Records to use:
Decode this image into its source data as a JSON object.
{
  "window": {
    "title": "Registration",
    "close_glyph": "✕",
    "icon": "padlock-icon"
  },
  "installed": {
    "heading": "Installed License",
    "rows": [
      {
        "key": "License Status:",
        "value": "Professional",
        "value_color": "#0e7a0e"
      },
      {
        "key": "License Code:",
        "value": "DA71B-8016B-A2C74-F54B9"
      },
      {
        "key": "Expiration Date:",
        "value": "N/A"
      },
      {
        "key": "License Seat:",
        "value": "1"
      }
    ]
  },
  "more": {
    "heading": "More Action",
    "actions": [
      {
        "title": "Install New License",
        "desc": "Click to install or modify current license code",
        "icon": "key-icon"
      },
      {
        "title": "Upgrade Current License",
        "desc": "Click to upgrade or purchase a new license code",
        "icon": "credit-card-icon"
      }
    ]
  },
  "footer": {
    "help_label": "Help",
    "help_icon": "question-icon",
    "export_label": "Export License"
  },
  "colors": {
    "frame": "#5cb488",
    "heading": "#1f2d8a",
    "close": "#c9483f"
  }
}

Directions: Make an exact copy of the data above.

Written response:
Decode this image into its source data as a JSON object.
{
  "window": {
    "title": "Registration",
    "close_glyph": "✕",
    "icon": "padlock-icon"
  },
  "installed": {
    "heading": "Installed License",
    "rows": [
      {
        "key": "License Status:",
        "value": "Professional",
        "value_color": "#0e7a0e"
      },
      {
        "key": "License Code:",
        "value": "DA71B-8016B-A2C74-F54B9"
      },
      {
        "key": "Expiration Date:",
        "value": "N/A"
      },
      {
        "key": "License Seat:",
        "value": "1"
      }
    ]
  },
  "more": {
    "heading": "More Action",
    "actions": [
      {
        "title": "Install New License",
        "desc": "Click to install or modify current license code",
        "icon": "key-icon"
      },
      {
        "title": "Upgrade Current License",
        "desc": "Click to upgrade or purchase a new license code",
        "icon": "credit-card-icon"
      }
    ]
  },
  "footer": {
    "help_label": "Help",
    "help_icon": "question-icon",
    "export_label": "Export License"
  },
  "colors": {
    "frame": "#5cb488",
    "heading": "#1f2d8a",
    "close": "#c9483f"
  }
}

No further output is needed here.